Что нужно сделать:
A: Что, по словам Вальтера Беньямина, приведенным в тексте о библиотеках и чтении, само по себе не хорошо и не плохо?
B: Подхватите текст о библиотеках и чтении и продолжите его с места сразу после последнего предложения.

Исходный текст:
# # # #

Письменная культура и общество
Шрифт:
Наконец, третьей высокой задачей библиотек завтрашнего дня могло бы стать воссоздание тех типов общения, связанных с книгой, которых мы сегодня лишились. Многовековая история чтения учит, что со временем эта практика, требующая одиночества и тишины, все больше отделялась от таких спаянных письменностью сообществ, какими долгое время были семьи, круг друзей, ученые собрания или соратники по борьбе. В мире, где чтение стало отождествляться с личным, интимным, частным отношением к книге, библиотеки (как это ни парадоксально: ведь именно здесь в Средние века от читателей впервые потребовали соблюдать тишину!) должны предоставлять как можно больше поводов и форм, позволяющих высказывать свое мнение о письменном наследии, а также об интеллектуальном и эстетическом творчестве. Здесь они могут способствовать созданию публичного пространства, совпадающего по масштабам со всем человечеством. Как указывал Вальтер Беньямин, техники воспроизведения текстов или изображений сами по себе не хороши и не плохи [348] . Конечно, об их историческом значении можно спорить, однако в замечании этом справедливо подчеркивается тот факт, что одно и то же техническое средство может использоваться совершенно по-разному. Не существует технического детерминизма, в силу которого сами аппараты наделялись бы единым и обязательным значением. Об этом не стоит забывать в ходе разгоревшихся в последнее время споров о том, каким образом электронное рассеяние дискурсов воздействует и будет воздействовать впредь на концептуальное определение и социальную реальность публичного пространства, где происходит обмен информацией и накопление знания [349] .

# # # #

Список записей:
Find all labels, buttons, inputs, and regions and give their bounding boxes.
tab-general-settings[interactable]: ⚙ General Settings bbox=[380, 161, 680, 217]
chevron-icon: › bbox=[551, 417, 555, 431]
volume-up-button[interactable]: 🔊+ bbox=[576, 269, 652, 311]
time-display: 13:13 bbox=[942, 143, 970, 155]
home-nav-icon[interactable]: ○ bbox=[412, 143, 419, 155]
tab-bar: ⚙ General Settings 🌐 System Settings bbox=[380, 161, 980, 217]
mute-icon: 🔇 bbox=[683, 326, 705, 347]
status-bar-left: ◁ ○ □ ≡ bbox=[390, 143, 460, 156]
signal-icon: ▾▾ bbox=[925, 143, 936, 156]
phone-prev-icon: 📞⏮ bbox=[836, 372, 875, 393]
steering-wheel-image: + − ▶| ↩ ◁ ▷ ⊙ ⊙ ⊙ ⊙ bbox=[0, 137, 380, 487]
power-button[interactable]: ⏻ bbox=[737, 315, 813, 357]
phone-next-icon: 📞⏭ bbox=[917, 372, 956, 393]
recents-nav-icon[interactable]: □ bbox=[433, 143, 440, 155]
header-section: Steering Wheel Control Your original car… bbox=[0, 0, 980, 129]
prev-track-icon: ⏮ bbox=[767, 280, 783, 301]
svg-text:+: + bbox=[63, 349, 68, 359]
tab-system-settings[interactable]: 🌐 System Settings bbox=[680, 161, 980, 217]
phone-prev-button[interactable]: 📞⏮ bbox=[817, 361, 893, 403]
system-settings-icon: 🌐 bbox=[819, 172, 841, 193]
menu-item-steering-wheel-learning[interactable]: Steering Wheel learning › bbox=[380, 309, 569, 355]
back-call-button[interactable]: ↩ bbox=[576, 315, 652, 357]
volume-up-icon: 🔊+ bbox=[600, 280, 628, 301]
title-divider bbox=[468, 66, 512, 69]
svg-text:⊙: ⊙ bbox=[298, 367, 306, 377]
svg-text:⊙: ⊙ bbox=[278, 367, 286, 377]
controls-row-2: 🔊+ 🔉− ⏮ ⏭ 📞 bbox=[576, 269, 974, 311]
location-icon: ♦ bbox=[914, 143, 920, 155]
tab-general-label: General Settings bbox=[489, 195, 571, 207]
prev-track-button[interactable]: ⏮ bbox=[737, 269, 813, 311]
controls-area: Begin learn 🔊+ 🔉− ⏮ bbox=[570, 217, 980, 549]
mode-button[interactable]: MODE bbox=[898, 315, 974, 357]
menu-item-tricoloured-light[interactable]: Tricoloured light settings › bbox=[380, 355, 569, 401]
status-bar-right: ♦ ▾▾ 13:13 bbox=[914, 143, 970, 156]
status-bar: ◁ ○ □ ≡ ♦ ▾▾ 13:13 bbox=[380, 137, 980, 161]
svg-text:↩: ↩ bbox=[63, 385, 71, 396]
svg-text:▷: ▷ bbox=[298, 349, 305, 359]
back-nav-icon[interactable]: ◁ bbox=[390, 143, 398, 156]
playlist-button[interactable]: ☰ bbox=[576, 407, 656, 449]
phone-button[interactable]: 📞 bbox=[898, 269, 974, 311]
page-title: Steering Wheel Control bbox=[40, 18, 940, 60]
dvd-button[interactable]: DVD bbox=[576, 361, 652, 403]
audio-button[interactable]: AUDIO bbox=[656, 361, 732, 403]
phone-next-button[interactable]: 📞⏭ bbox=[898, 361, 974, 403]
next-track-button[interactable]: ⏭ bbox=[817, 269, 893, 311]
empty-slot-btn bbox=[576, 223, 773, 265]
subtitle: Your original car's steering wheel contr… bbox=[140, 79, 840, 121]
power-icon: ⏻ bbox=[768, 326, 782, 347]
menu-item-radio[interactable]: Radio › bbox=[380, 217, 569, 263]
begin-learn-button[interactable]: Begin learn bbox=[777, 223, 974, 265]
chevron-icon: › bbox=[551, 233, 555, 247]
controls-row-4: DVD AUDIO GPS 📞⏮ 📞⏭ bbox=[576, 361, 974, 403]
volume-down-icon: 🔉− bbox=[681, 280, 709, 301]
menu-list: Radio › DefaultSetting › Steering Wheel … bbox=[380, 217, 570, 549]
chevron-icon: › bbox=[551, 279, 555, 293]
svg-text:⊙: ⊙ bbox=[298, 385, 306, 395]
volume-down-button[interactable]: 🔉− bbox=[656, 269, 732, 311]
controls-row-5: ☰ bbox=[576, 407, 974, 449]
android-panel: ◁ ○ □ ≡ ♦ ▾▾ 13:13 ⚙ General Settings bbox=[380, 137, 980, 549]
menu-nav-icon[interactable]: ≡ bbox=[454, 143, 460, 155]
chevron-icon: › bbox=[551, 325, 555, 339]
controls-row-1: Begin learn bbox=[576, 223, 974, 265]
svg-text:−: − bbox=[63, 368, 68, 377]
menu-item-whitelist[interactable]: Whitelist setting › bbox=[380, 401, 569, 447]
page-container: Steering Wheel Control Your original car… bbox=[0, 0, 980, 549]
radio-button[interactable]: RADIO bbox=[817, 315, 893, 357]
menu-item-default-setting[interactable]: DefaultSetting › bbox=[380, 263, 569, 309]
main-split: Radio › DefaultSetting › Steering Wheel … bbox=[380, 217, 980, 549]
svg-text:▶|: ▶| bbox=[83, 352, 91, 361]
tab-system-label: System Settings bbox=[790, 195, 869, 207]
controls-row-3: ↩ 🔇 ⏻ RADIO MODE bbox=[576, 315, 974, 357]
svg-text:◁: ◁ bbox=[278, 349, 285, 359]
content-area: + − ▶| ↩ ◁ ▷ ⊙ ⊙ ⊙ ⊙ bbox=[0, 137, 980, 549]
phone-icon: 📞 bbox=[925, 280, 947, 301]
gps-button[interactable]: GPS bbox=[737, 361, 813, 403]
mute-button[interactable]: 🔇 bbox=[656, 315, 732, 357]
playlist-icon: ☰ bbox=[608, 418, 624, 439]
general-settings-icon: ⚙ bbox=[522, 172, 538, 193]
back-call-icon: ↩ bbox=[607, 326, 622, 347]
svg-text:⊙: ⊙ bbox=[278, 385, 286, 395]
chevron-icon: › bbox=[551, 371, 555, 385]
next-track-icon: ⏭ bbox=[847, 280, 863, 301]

# # # #

Ответы по заданиям:
A: Техники воспроизведения текстов или изображений.

B:
348
Benjamin W. L’oeuvre d’art a l’ere de sa reproductivite technique <1936> // Benjamin W. L’homme, le langage et la culture: Essais. Paris: Denoel; Gonthier, 1974. P. 137-181 [рус. пер.: Беньямин В. Произведение искусства в эпоху его технической воспроизводимости. М.: Медиум, 1996. С. 15-65].
349
Nunberg G. The Place of Books in the Age of Electronic Reproduction // Representations. № 42 (1993). P. 13-37.
Завтра
Роже Шартье: уроки истории чтения
Среди современных французских историков немногие могут соперничать в известности с Роже Шартье. Его книги (а их около двух десятков) и бесчисленные статьи переводились на все основные европейские и восточные языки; он — глава Центра исторических исследований при Высшей школе общественных наук (EHESS) в Париже, член-корреспондент Британской академии, почетный доктор мадридского Университета Карлоса III; он преподает на родине и в США, организует международные конференции и имеет высочайший индекс цитируемости. При этом, наряду с чисто академическим авторитетом, в его славе присутствует тот ореол публичности, какой окружал ведущих французских философов и культурологов XX века, от Сартра до Мишеля Фуко и Пьера Бурдьё, и какой редко присущ «чистым» историкам. Шартье не только удостоен высоких научных премий (например, Гран-при Французской академии в области истории, 1992), но и постоянно выступает с интервью и популярными публикациями. Иными словами, к его мнению прислушиваются не только профессионалы, но и «широкая публика».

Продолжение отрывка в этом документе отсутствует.